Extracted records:
━━━━━━━━

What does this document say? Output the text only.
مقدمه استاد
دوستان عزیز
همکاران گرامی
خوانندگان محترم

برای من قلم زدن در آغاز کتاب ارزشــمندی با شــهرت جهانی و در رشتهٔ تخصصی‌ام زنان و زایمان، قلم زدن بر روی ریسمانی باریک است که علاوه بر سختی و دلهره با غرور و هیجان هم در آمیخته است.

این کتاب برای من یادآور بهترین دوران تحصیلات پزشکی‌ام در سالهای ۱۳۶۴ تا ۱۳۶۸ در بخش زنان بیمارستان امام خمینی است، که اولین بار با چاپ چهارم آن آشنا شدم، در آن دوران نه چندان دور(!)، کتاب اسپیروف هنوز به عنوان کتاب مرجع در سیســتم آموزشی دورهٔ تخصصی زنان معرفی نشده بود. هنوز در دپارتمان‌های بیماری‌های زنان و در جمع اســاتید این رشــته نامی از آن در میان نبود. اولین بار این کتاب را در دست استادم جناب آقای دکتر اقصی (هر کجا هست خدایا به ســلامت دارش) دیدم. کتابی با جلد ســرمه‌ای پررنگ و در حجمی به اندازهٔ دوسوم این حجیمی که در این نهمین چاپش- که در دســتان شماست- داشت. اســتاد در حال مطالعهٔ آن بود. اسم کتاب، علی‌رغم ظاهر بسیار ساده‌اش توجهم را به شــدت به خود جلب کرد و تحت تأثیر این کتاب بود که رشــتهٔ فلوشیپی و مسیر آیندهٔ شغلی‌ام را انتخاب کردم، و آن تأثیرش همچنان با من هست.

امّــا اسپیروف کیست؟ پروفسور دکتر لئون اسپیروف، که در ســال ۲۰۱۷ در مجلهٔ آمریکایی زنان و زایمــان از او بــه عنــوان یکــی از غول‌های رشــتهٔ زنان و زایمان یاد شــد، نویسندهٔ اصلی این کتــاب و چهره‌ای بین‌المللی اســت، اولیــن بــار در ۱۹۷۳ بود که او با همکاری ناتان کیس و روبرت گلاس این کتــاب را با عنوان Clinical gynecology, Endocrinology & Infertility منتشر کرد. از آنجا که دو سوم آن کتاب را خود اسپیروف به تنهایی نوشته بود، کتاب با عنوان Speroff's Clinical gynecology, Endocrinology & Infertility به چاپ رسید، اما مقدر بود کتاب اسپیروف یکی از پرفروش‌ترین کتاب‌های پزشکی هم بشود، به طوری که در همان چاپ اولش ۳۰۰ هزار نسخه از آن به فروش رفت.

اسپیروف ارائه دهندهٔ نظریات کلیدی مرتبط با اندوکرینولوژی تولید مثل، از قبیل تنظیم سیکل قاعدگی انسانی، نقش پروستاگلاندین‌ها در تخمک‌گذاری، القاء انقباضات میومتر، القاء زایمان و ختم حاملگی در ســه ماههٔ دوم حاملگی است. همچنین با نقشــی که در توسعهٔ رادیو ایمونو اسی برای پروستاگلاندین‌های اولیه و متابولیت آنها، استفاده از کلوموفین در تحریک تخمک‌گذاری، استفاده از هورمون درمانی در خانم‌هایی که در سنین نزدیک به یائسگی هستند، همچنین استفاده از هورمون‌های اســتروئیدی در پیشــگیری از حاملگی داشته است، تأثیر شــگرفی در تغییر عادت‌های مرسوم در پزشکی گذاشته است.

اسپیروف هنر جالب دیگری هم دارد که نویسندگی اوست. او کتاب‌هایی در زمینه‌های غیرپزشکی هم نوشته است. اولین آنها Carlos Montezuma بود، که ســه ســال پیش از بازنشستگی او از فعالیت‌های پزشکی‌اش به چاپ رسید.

━━━━━━━━

[GOAL]:
Above are the records; copy all of them exactly.

[WORKED ANSWER]:
What does this document say? Output the text only.
مقدمه استاد
دوستان عزیز
همکاران گرامی
خوانندگان محترم

برای من قلم زدن در آغاز کتاب ارزشــمندی با شــهرت جهانی و در رشتهٔ تخصصی‌ام زنان و زایمان، قلم زدن بر روی ریسمانی باریک است که علاوه بر سختی و دلهره با غرور و هیجان هم در آمیخته است.

این کتاب برای من یادآور بهترین دوران تحصیلات پزشکی‌ام در سالهای ۱۳۶۴ تا ۱۳۶۸ در بخش زنان بیمارستان امام خمینی است، که اولین بار با چاپ چهارم آن آشنا شدم، در آن دوران نه چندان دور(!)، کتاب اسپیروف هنوز به عنوان کتاب مرجع در سیســتم آموزشی دورهٔ تخصصی زنان معرفی نشده بود. هنوز در دپارتمان‌های بیماری‌های زنان و در جمع اســاتید این رشــته نامی از آن در میان نبود. اولین بار این کتاب را در دست استادم جناب آقای دکتر اقصی (هر کجا هست خدایا به ســلامت دارش) دیدم. کتابی با جلد ســرمه‌ای پررنگ و در حجمی به اندازهٔ دوسوم این حجیمی که در این نهمین چاپش- که در دســتان شماست- داشت. اســتاد در حال مطالعهٔ آن بود. اسم کتاب، علی‌رغم ظاهر بسیار ساده‌اش توجهم را به شــدت به خود جلب کرد و تحت تأثیر این کتاب بود که رشــتهٔ فلوشیپی و مسیر آیندهٔ شغلی‌ام را انتخاب کردم، و آن تأثیرش همچنان با من هست.

امّــا اسپیروف کیست؟ پروفسور دکتر لئون اسپیروف، که در ســال ۲۰۱۷ در مجلهٔ آمریکایی زنان و زایمــان از او بــه عنــوان یکــی از غول‌های رشــتهٔ زنان و زایمان یاد شــد، نویسندهٔ اصلی این کتــاب و چهره‌ای بین‌المللی اســت، اولیــن بــار در ۱۹۷۳ بود که او با همکاری ناتان کیس و روبرت گلاس این کتــاب را با عنوان Clinical gynecology, Endocrinology & Infertility منتشر کرد. از آنجا که دو سوم آن کتاب را خود اسپیروف به تنهایی نوشته بود، کتاب با عنوان Speroff's Clinical gynecology, Endocrinology & Infertility به چاپ رسید، اما مقدر بود کتاب اسپیروف یکی از پرفروش‌ترین کتاب‌های پزشکی هم بشود، به طوری که در همان چاپ اولش ۳۰۰ هزار نسخه از آن به فروش رفت.

اسپیروف ارائه دهندهٔ نظریات کلیدی مرتبط با اندوکرینولوژی تولید مثل، از قبیل تنظیم سیکل قاعدگی انسانی، نقش پروستاگلاندین‌ها در تخمک‌گذاری، القاء انقباضات میومتر، القاء زایمان و ختم حاملگی در ســه ماههٔ دوم حاملگی است. همچنین با نقشــی که در توسعهٔ رادیو ایمونو اسی برای پروستاگلاندین‌های اولیه و متابولیت آنها، استفاده از کلوموفین در تحریک تخمک‌گذاری، استفاده از هورمون درمانی در خانم‌هایی که در سنین نزدیک به یائسگی هستند، همچنین استفاده از هورمون‌های اســتروئیدی در پیشــگیری از حاملگی داشته است، تأثیر شــگرفی در تغییر عادت‌های مرسوم در پزشکی گذاشته است.

اسپیروف هنر جالب دیگری هم دارد که نویسندگی اوست. او کتاب‌هایی در زمینه‌های غیرپزشکی هم نوشته است. اولین آنها Carlos Montezuma بود، که ســه ســال پیش از بازنشستگی او از فعالیت‌های پزشکی‌اش به چاپ رسید.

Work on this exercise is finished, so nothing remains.